WHAT YOU NEED TO DO: Change every "interactable" to "clickable" in the part of the records that opens with the line containing "folder-icon — [20, 166, 27, 173]" and closes with the line containing "print-icon: ⎙ — [412, 50, 420, 59]". Reproduce only those lines, with nothing else altered.

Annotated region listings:
-- -- --

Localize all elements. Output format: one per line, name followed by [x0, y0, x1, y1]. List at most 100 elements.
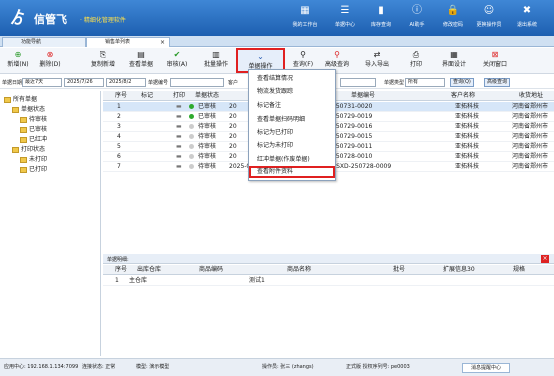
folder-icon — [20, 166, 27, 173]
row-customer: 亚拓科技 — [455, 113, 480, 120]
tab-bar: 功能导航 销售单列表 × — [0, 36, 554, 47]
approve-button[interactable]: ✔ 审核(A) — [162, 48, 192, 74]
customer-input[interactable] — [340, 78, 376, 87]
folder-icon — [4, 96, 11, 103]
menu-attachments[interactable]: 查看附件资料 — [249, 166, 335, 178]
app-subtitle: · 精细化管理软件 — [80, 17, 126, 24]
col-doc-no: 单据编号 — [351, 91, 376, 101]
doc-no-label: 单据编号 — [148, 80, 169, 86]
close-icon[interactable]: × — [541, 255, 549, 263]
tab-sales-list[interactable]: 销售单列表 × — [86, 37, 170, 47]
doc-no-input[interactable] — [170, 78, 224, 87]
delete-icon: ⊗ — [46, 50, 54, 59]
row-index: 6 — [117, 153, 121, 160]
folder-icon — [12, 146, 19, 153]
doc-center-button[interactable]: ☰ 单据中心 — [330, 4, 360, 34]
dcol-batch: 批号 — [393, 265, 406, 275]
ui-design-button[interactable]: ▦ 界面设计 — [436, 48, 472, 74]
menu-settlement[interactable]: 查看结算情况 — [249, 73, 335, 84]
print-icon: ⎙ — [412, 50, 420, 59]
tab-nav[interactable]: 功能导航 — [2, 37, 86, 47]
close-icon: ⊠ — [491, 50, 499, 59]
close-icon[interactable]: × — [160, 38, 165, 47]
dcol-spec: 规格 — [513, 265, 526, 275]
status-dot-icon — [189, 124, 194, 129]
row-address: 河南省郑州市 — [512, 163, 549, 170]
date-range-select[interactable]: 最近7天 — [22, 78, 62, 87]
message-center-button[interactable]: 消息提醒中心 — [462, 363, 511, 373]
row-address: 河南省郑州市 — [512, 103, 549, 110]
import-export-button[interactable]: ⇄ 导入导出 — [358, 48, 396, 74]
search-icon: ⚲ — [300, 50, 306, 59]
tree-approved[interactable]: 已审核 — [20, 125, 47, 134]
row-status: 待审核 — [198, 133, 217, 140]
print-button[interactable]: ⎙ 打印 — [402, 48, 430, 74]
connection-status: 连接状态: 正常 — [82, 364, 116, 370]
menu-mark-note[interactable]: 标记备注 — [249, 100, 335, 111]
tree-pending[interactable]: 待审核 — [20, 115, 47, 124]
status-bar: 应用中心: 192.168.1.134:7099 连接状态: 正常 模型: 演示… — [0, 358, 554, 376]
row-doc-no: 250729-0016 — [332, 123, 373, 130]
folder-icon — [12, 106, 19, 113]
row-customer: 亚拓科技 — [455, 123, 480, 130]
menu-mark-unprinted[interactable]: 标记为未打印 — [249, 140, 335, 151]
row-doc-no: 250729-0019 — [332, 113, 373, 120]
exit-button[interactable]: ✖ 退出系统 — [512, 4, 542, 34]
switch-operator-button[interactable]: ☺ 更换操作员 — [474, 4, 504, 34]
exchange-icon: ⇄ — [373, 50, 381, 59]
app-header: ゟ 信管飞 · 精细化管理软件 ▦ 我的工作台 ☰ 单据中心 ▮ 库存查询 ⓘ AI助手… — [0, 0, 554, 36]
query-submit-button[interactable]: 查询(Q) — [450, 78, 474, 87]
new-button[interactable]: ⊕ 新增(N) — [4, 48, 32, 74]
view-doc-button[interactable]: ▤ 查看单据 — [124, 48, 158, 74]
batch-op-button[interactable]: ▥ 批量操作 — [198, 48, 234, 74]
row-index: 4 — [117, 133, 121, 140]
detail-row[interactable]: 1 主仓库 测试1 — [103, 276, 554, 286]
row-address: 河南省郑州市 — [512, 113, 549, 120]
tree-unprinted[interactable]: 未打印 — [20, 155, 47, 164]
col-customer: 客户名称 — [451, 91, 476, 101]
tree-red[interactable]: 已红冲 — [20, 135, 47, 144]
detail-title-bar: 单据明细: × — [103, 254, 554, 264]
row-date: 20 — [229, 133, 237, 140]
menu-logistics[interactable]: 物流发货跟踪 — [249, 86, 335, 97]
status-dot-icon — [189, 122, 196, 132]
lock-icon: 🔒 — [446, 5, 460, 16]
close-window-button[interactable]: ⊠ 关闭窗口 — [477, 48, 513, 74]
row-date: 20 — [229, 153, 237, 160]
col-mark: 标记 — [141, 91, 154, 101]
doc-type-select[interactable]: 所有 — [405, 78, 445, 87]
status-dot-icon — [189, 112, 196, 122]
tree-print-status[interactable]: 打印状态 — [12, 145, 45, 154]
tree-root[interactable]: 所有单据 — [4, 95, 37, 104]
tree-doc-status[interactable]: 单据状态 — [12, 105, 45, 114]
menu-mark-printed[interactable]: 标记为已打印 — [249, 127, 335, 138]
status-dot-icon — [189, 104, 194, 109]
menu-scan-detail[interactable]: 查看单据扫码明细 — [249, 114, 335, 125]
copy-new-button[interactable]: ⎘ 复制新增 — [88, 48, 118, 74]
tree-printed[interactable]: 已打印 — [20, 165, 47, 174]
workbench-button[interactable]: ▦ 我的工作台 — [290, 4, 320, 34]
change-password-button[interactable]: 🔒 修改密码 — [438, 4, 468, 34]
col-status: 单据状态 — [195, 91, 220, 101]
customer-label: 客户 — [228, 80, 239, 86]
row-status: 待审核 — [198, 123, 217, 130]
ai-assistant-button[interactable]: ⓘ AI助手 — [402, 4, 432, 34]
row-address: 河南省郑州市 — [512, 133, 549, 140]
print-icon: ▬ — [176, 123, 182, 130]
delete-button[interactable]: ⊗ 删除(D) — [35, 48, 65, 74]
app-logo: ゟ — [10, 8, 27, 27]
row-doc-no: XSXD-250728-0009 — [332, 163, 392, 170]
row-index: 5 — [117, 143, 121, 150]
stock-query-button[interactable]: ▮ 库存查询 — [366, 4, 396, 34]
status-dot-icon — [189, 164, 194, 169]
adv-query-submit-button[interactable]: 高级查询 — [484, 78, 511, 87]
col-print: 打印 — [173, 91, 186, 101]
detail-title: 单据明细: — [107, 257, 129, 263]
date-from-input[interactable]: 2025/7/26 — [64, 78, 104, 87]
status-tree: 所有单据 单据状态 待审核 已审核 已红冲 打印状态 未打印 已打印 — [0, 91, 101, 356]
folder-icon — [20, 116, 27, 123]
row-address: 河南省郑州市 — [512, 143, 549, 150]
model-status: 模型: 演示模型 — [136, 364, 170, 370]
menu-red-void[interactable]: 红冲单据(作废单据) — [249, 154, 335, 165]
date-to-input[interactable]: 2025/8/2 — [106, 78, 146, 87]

-- -- --

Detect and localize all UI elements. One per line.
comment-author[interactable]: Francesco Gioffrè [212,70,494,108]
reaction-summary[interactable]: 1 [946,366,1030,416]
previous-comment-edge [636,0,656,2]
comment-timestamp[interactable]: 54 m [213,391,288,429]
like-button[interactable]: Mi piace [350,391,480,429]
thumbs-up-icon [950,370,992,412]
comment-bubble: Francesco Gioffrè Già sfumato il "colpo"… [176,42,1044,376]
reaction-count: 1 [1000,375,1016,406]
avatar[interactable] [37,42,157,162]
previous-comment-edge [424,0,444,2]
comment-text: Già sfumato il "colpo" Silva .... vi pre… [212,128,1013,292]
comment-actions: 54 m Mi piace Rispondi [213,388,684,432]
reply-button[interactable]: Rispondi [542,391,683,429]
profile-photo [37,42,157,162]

-- -- --

RESULT:
folder-icon — [20, 166, 27, 173]
row-customer: 亚拓科技 — [455, 113, 480, 120]
tab-bar: 功能导航 销售单列表 × — [0, 36, 554, 47]
approve-button[clickable]: ✔ 审核(A) — [162, 48, 192, 74]
customer-input[clickable] — [340, 78, 376, 87]
folder-icon — [4, 96, 11, 103]
menu-attachments[clickable]: 查看附件资料 — [249, 166, 335, 178]
app-subtitle: · 精细化管理软件 — [80, 17, 126, 24]
col-doc-no: 单据编号 — [351, 91, 376, 101]
doc-no-label: 单据编号 — [148, 80, 169, 86]
close-icon[clickable]: × — [541, 255, 549, 263]
tab-sales-list[clickable]: 销售单列表 × — [86, 37, 170, 47]
doc-no-input[clickable] — [170, 78, 224, 87]
delete-icon: ⊗ — [46, 50, 54, 59]
row-index: 6 — [117, 153, 121, 160]
folder-icon — [12, 146, 19, 153]
doc-center-button[clickable]: ☰ 单据中心 — [330, 4, 360, 34]
dcol-batch: 批号 — [393, 265, 406, 275]
ui-design-button[clickable]: ▦ 界面设计 — [436, 48, 472, 74]
menu-settlement[clickable]: 查看结算情况 — [249, 73, 335, 84]
print-icon: ⎙ — [412, 50, 420, 59]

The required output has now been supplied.